Restate all the material verbatim, except for the pictures.

--- start of Task inputs ---

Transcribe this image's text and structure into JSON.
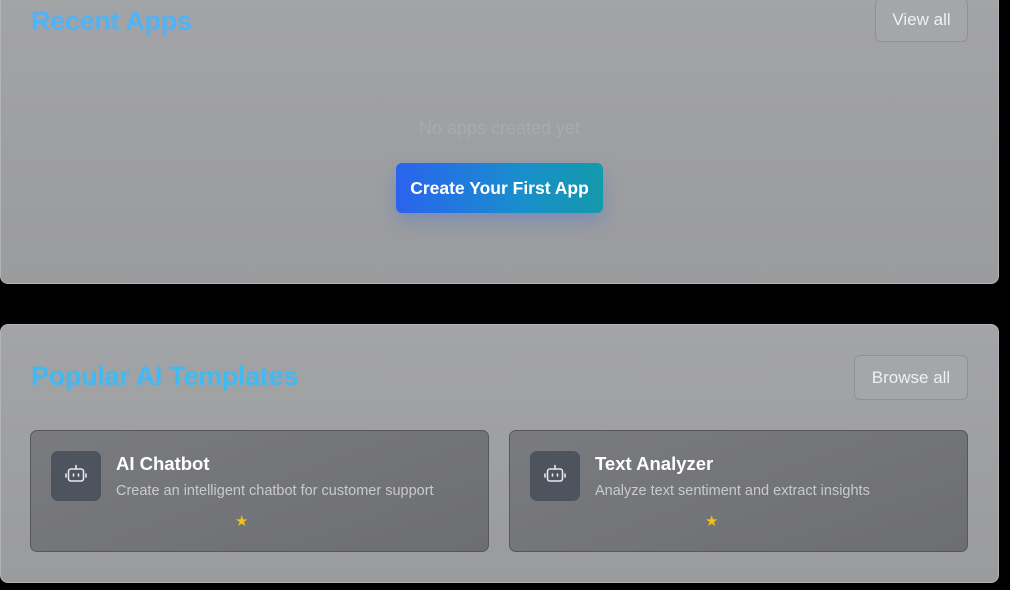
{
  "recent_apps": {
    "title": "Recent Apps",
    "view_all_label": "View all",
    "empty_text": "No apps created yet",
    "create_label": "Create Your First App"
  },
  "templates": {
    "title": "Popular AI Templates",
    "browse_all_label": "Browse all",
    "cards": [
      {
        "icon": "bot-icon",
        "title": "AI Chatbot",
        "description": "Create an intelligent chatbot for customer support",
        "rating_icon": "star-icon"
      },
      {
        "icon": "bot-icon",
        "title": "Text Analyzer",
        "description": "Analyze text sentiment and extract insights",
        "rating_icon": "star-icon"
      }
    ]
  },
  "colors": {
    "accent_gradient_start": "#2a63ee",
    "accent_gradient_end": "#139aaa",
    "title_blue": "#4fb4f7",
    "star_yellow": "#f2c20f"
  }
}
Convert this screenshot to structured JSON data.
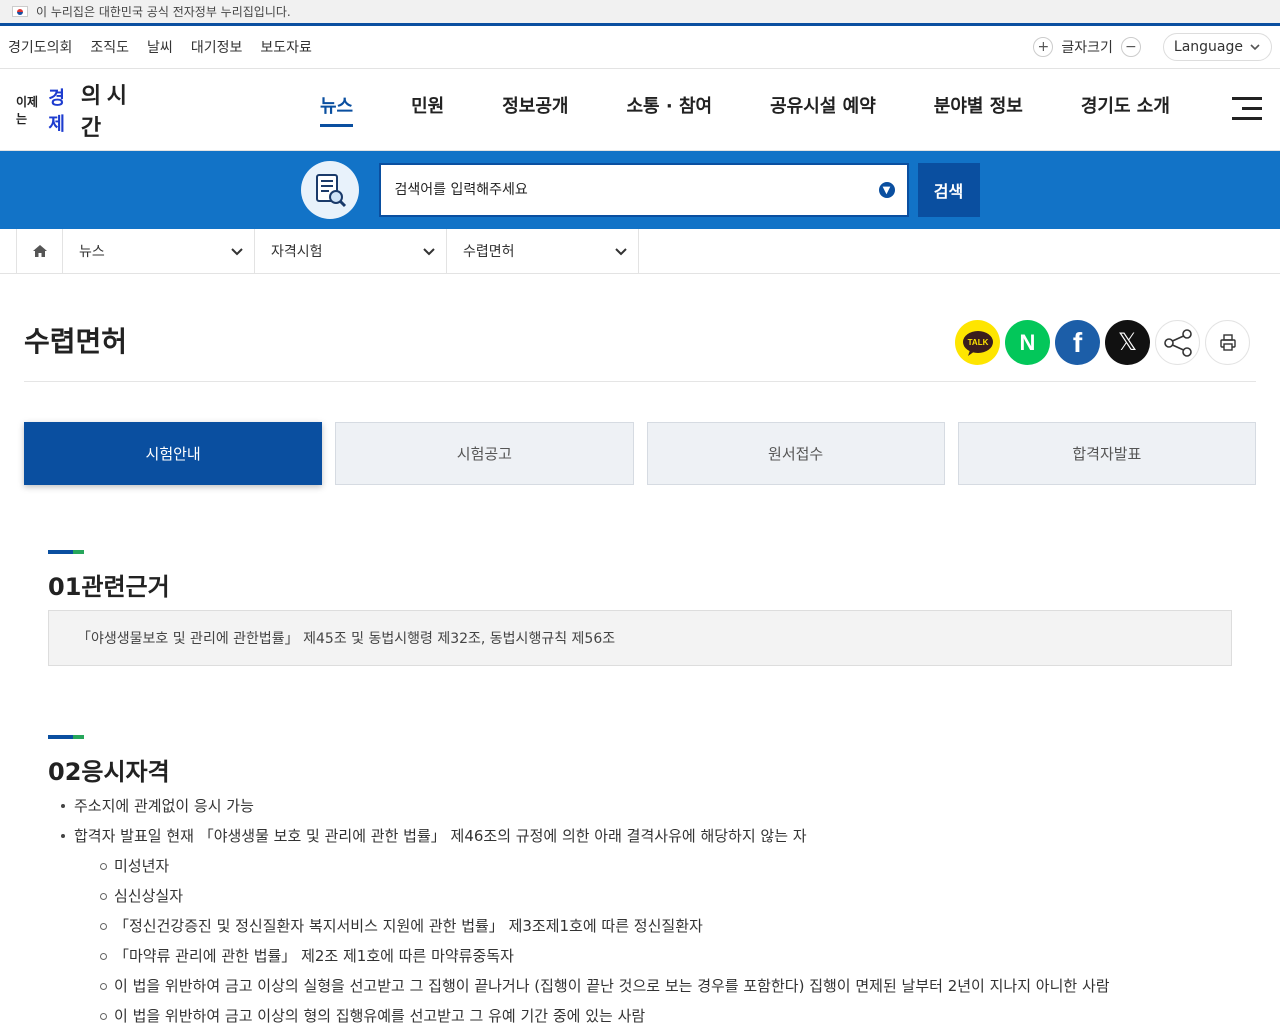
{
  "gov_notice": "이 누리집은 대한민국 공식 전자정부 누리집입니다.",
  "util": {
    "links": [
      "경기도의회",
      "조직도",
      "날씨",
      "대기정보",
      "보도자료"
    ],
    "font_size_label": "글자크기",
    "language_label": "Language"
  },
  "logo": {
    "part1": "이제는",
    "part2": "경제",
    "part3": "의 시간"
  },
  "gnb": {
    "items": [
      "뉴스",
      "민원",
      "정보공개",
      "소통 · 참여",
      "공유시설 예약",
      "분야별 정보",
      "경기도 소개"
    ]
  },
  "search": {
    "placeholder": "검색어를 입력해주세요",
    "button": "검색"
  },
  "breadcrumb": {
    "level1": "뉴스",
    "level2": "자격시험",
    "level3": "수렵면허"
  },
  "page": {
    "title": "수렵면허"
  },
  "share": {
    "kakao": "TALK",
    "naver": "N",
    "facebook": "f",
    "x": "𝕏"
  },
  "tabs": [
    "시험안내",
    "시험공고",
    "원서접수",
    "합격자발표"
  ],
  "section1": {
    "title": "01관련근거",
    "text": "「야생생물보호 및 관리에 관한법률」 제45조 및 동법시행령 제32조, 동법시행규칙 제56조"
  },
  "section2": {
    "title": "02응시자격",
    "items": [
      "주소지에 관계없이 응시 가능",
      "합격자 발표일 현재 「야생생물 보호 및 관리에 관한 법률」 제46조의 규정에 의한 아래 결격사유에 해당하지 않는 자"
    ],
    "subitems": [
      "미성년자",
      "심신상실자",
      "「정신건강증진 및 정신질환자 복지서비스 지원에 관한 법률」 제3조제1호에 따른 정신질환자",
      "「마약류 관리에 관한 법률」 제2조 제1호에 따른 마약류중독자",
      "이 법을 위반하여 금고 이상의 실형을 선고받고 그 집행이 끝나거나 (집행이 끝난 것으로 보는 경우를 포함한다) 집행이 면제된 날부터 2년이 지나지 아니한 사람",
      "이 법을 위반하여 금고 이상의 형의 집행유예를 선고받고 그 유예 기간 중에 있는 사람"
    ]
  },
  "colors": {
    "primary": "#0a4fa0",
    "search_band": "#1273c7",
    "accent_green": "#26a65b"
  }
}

--- end of Task inputs ---

Exercise solution:
Transcribe this image's text and structure into JSON.
{
  "recent_apps": {
    "title": "Recent Apps",
    "view_all_label": "View all",
    "empty_text": "No apps created yet",
    "create_label": "Create Your First App"
  },
  "templates": {
    "title": "Popular AI Templates",
    "browse_all_label": "Browse all",
    "cards": [
      {
        "icon": "bot-icon",
        "title": "AI Chatbot",
        "description": "Create an intelligent chatbot for customer support",
        "rating_icon": "star-icon"
      },
      {
        "icon": "bot-icon",
        "title": "Text Analyzer",
        "description": "Analyze text sentiment and extract insights",
        "rating_icon": "star-icon"
      }
    ]
  },
  "colors": {
    "accent_gradient_start": "#2a63ee",
    "accent_gradient_end": "#139aaa",
    "title_blue": "#4fb4f7",
    "star_yellow": "#f2c20f"
  }
}
Convert this screenshot to structured JSON data.
{
  "gov_notice": "이 누리집은 대한민국 공식 전자정부 누리집입니다.",
  "util": {
    "links": [
      "경기도의회",
      "조직도",
      "날씨",
      "대기정보",
      "보도자료"
    ],
    "font_size_label": "글자크기",
    "language_label": "Language"
  },
  "logo": {
    "part1": "이제는",
    "part2": "경제",
    "part3": "의 시간"
  },
  "gnb": {
    "items": [
      "뉴스",
      "민원",
      "정보공개",
      "소통 · 참여",
      "공유시설 예약",
      "분야별 정보",
      "경기도 소개"
    ]
  },
  "search": {
    "placeholder": "검색어를 입력해주세요",
    "button": "검색"
  },
  "breadcrumb": {
    "level1": "뉴스",
    "level2": "자격시험",
    "level3": "수렵면허"
  },
  "page": {
    "title": "수렵면허"
  },
  "share": {
    "kakao": "TALK",
    "naver": "N",
    "facebook": "f",
    "x": "𝕏"
  },
  "tabs": [
    "시험안내",
    "시험공고",
    "원서접수",
    "합격자발표"
  ],
  "section1": {
    "title": "01관련근거",
    "text": "「야생생물보호 및 관리에 관한법률」 제45조 및 동법시행령 제32조, 동법시행규칙 제56조"
  },
  "section2": {
    "title": "02응시자격",
    "items": [
      "주소지에 관계없이 응시 가능",
      "합격자 발표일 현재 「야생생물 보호 및 관리에 관한 법률」 제46조의 규정에 의한 아래 결격사유에 해당하지 않는 자"
    ],
    "subitems": [
      "미성년자",
      "심신상실자",
      "「정신건강증진 및 정신질환자 복지서비스 지원에 관한 법률」 제3조제1호에 따른 정신질환자",
      "「마약류 관리에 관한 법률」 제2조 제1호에 따른 마약류중독자",
      "이 법을 위반하여 금고 이상의 실형을 선고받고 그 집행이 끝나거나 (집행이 끝난 것으로 보는 경우를 포함한다) 집행이 면제된 날부터 2년이 지나지 아니한 사람",
      "이 법을 위반하여 금고 이상의 형의 집행유예를 선고받고 그 유예 기간 중에 있는 사람"
    ]
  },
  "colors": {
    "primary": "#0a4fa0",
    "search_band": "#1273c7",
    "accent_green": "#26a65b"
  }
}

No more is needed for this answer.